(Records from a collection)
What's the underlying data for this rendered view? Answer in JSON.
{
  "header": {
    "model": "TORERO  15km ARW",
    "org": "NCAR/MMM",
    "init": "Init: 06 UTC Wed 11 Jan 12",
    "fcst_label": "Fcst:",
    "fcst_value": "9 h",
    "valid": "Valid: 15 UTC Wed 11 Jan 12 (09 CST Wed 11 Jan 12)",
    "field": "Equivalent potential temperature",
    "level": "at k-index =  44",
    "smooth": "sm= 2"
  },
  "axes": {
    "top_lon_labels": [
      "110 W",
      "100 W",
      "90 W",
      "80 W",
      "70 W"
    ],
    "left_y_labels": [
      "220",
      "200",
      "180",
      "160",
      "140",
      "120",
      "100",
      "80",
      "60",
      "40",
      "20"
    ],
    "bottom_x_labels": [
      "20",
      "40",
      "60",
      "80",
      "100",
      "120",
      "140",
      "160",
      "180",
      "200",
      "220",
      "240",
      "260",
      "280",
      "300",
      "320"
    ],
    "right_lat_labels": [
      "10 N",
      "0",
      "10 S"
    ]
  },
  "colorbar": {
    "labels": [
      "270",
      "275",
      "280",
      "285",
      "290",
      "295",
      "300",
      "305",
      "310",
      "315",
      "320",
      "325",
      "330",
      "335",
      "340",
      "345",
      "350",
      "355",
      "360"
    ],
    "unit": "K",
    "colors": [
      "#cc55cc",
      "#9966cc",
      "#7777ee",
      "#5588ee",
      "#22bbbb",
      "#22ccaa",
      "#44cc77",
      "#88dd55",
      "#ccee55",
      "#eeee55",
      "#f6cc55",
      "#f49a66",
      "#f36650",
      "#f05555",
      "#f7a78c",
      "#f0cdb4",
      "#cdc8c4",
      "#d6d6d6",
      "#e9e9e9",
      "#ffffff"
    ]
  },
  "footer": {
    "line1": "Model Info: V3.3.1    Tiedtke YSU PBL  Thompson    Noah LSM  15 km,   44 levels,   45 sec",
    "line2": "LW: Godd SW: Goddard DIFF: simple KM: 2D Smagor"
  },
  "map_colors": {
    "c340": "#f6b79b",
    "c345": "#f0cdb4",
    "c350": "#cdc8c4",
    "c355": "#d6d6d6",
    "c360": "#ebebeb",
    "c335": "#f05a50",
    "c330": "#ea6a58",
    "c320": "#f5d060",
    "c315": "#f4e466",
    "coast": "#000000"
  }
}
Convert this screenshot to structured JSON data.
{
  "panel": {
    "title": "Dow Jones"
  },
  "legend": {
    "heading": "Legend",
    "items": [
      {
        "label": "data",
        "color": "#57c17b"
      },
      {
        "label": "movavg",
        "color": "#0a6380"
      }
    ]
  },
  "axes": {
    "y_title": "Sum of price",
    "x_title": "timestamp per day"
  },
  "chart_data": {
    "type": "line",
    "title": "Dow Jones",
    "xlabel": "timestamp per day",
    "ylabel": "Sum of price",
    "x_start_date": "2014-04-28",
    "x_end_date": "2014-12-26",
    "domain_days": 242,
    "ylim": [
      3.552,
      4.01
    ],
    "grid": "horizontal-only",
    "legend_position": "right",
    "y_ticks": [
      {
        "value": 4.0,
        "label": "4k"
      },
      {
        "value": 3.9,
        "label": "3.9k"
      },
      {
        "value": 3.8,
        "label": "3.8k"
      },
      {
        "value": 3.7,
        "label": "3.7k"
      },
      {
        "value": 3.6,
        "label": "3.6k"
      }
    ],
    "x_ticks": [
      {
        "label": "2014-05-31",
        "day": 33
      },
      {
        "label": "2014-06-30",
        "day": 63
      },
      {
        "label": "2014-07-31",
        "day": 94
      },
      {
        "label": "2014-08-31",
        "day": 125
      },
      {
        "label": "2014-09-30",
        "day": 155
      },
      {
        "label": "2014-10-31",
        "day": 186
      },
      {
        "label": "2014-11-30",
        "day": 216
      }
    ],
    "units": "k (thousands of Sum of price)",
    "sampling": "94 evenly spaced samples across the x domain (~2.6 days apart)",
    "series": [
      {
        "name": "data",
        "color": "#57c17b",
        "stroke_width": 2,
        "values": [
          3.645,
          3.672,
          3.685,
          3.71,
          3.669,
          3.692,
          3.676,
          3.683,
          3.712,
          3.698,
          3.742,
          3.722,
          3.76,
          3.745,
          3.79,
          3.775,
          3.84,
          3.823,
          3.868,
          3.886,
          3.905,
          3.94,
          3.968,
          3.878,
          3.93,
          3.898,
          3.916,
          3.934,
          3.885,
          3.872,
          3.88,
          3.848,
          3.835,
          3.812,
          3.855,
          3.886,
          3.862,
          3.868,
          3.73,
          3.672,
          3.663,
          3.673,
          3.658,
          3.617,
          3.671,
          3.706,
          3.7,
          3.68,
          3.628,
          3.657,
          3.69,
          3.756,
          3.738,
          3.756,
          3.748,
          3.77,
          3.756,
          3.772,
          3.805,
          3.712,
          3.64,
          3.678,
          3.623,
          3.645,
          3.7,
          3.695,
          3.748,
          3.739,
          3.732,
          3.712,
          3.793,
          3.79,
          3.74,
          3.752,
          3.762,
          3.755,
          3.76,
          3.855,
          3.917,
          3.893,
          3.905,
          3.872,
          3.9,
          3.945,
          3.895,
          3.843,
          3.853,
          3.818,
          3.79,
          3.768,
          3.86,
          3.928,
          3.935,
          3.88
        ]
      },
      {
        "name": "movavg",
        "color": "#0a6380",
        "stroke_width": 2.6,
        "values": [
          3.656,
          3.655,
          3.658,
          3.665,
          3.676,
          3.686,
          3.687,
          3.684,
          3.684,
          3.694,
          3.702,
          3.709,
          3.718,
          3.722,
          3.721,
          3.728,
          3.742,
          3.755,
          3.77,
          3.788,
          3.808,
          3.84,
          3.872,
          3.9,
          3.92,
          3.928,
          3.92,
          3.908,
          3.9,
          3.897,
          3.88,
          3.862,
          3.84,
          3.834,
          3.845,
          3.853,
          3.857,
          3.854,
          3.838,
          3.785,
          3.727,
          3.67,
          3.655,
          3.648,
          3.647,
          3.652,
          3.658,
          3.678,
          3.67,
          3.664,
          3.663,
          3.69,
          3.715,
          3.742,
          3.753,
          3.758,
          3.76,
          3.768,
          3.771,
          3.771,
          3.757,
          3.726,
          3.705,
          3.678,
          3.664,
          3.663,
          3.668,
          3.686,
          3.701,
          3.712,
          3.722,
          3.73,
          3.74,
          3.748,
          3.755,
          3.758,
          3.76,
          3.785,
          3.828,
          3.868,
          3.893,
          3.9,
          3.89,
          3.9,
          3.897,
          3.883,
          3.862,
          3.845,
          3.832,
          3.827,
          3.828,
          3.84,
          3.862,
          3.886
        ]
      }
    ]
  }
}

Exercise description. All lines of the data above that include the word "this" must be shown.

Task result.
What's the underlying data for this rendered view? Answer in JSON.
Convert this screenshot to structured JSON data.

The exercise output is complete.